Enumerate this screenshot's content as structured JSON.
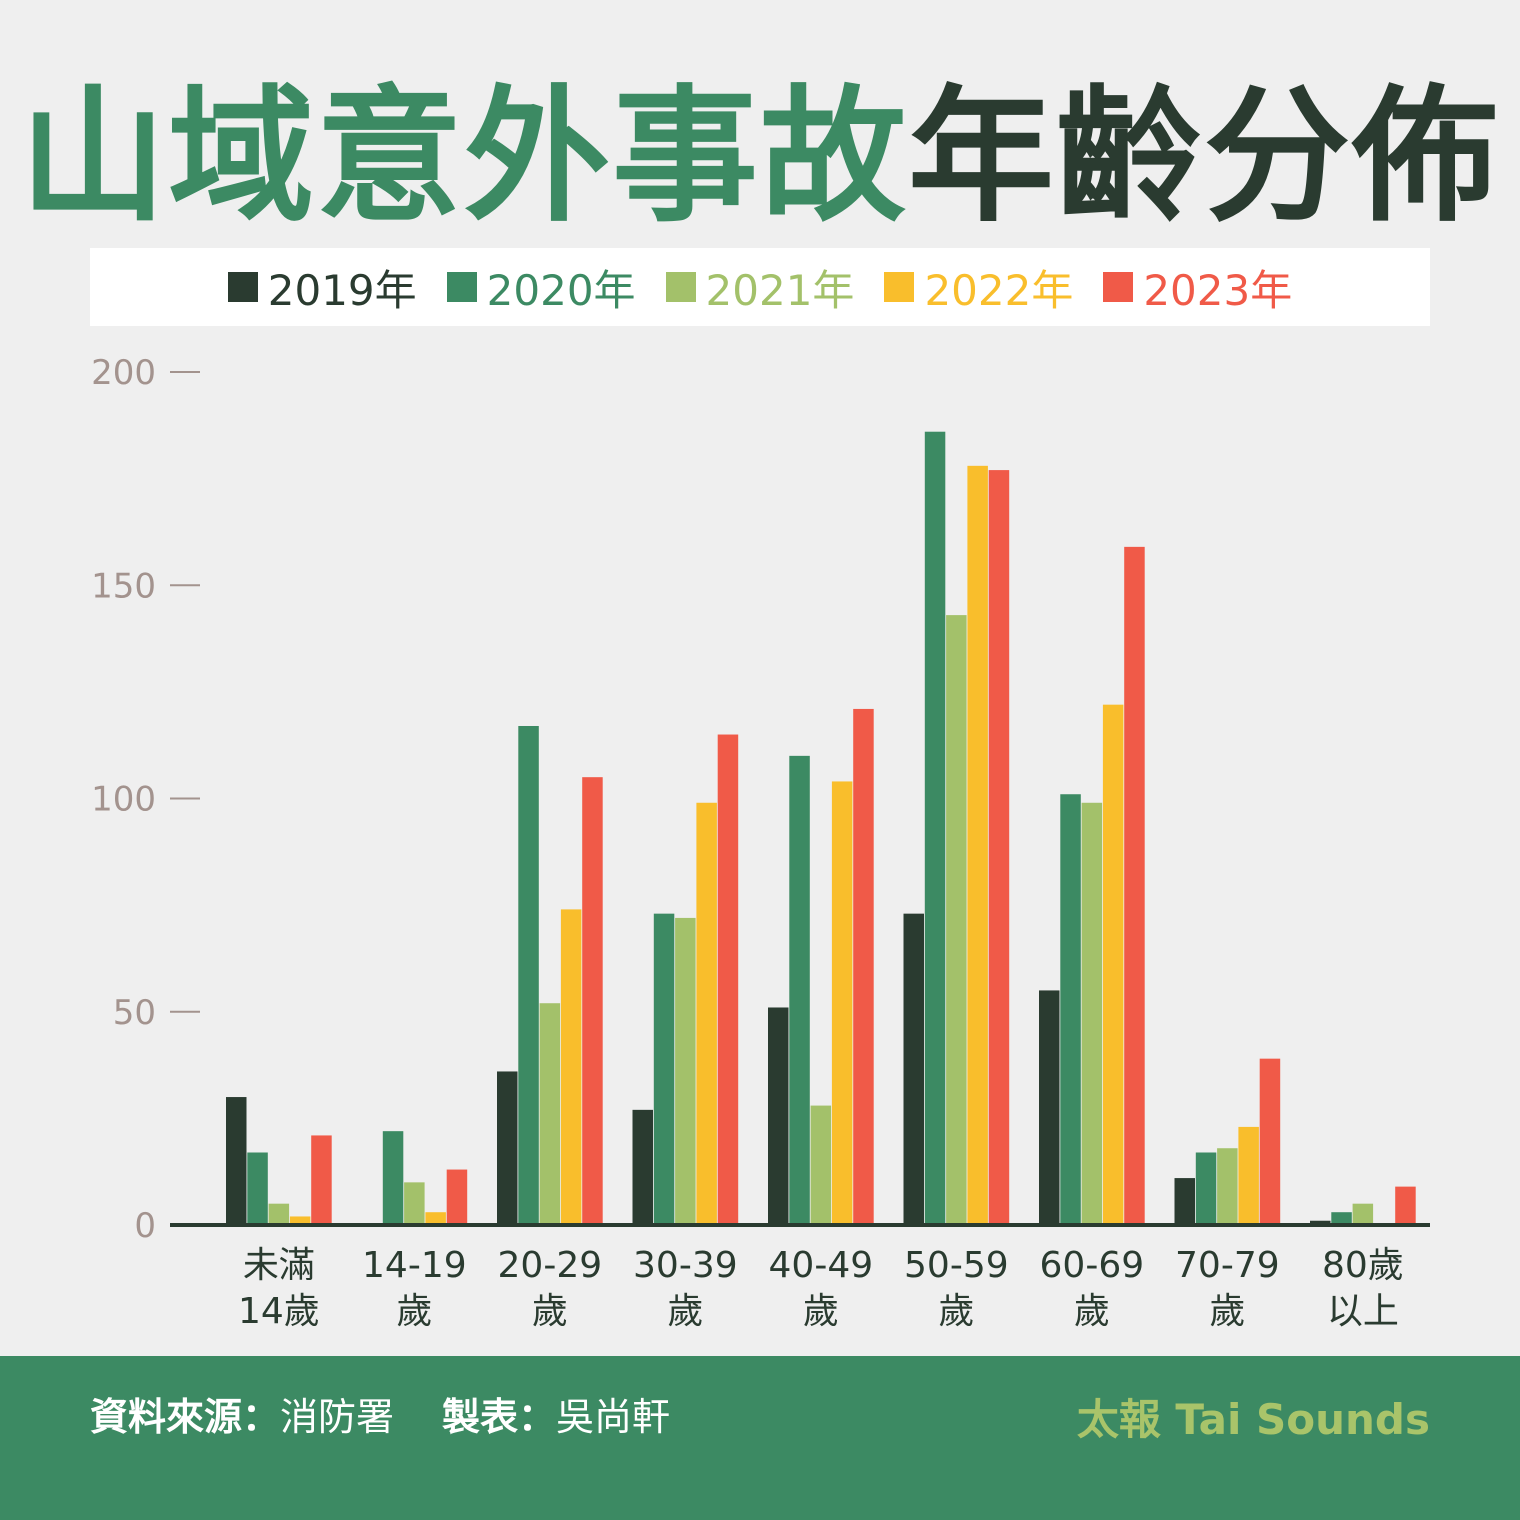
{
  "title": {
    "part1": "山域意外事故",
    "part2": "年齡分佈"
  },
  "colors": {
    "title_green": "#3c8a63",
    "title_dark": "#2a3b30",
    "footer_bg": "#3c8a63",
    "brand": "#a9c46a",
    "axis_tick": "#a3938e"
  },
  "footer": {
    "source_label": "資料來源：",
    "source_value": "消防署",
    "maker_label": "製表：",
    "maker_value": "吳尚軒",
    "brand": "太報 Tai Sounds"
  },
  "chart_data": {
    "type": "bar",
    "title": "",
    "xlabel": "",
    "ylabel": "",
    "ylim": [
      0,
      200
    ],
    "yticks": [
      "0",
      "50",
      "100",
      "150",
      "200"
    ],
    "grid": false,
    "legend_position": "top",
    "categories": [
      [
        "未滿",
        "14歲"
      ],
      [
        "14-19",
        "歲"
      ],
      [
        "20-29",
        "歲"
      ],
      [
        "30-39",
        "歲"
      ],
      [
        "40-49",
        "歲"
      ],
      [
        "50-59",
        "歲"
      ],
      [
        "60-69",
        "歲"
      ],
      [
        "70-79",
        "歲"
      ],
      [
        "80歲",
        "以上"
      ]
    ],
    "series": [
      {
        "name": "2019年",
        "color": "#2a3b30",
        "values": [
          30,
          0,
          36,
          27,
          51,
          73,
          55,
          11,
          1
        ]
      },
      {
        "name": "2020年",
        "color": "#3c8a63",
        "values": [
          17,
          22,
          117,
          73,
          110,
          186,
          101,
          17,
          3
        ]
      },
      {
        "name": "2021年",
        "color": "#a3c16a",
        "values": [
          5,
          10,
          52,
          72,
          28,
          143,
          99,
          18,
          5
        ]
      },
      {
        "name": "2022年",
        "color": "#f9be2c",
        "values": [
          2,
          3,
          74,
          99,
          104,
          178,
          122,
          23,
          0
        ]
      },
      {
        "name": "2023年",
        "color": "#f05a48",
        "values": [
          21,
          13,
          105,
          115,
          121,
          177,
          159,
          39,
          9
        ]
      }
    ]
  }
}
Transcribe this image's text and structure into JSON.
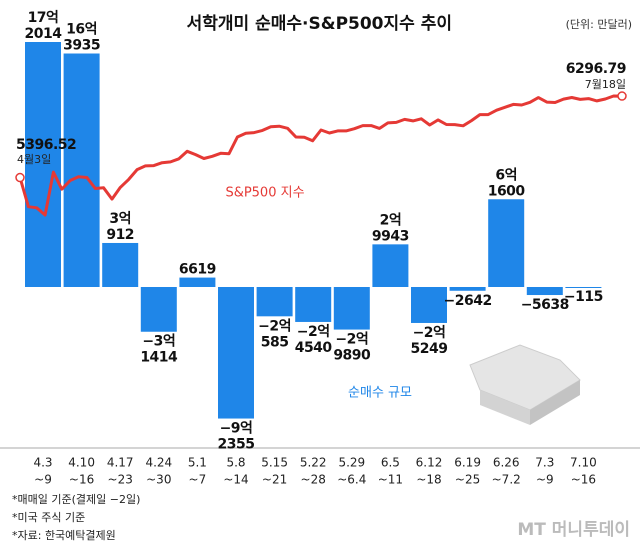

--------------------------------------------------

WRITTEN TASK » Quote the records above in full, dropping each picture.

TASK SOLUTION »
Enumerate this screenshot's content as structured JSON.
{
  "title": {
    "part1": "山域意外事故",
    "part2": "年齡分佈"
  },
  "colors": {
    "title_green": "#3c8a63",
    "title_dark": "#2a3b30",
    "footer_bg": "#3c8a63",
    "brand": "#a9c46a",
    "axis_tick": "#a3938e"
  },
  "footer": {
    "source_label": "資料來源：",
    "source_value": "消防署",
    "maker_label": "製表：",
    "maker_value": "吳尚軒",
    "brand": "太報 Tai Sounds"
  },
  "chart_data": {
    "type": "bar",
    "title": "",
    "xlabel": "",
    "ylabel": "",
    "ylim": [
      0,
      200
    ],
    "yticks": [
      "0",
      "50",
      "100",
      "150",
      "200"
    ],
    "grid": false,
    "legend_position": "top",
    "categories": [
      [
        "未滿",
        "14歲"
      ],
      [
        "14-19",
        "歲"
      ],
      [
        "20-29",
        "歲"
      ],
      [
        "30-39",
        "歲"
      ],
      [
        "40-49",
        "歲"
      ],
      [
        "50-59",
        "歲"
      ],
      [
        "60-69",
        "歲"
      ],
      [
        "70-79",
        "歲"
      ],
      [
        "80歲",
        "以上"
      ]
    ],
    "series": [
      {
        "name": "2019年",
        "color": "#2a3b30",
        "values": [
          30,
          0,
          36,
          27,
          51,
          73,
          55,
          11,
          1
        ]
      },
      {
        "name": "2020年",
        "color": "#3c8a63",
        "values": [
          17,
          22,
          117,
          73,
          110,
          186,
          101,
          17,
          3
        ]
      },
      {
        "name": "2021年",
        "color": "#a3c16a",
        "values": [
          5,
          10,
          52,
          72,
          28,
          143,
          99,
          18,
          5
        ]
      },
      {
        "name": "2022年",
        "color": "#f9be2c",
        "values": [
          2,
          3,
          74,
          99,
          104,
          178,
          122,
          23,
          0
        ]
      },
      {
        "name": "2023年",
        "color": "#f05a48",
        "values": [
          21,
          13,
          105,
          115,
          121,
          177,
          159,
          39,
          9
        ]
      }
    ]
  }
}
Transcribe this image's text and structure into JSON.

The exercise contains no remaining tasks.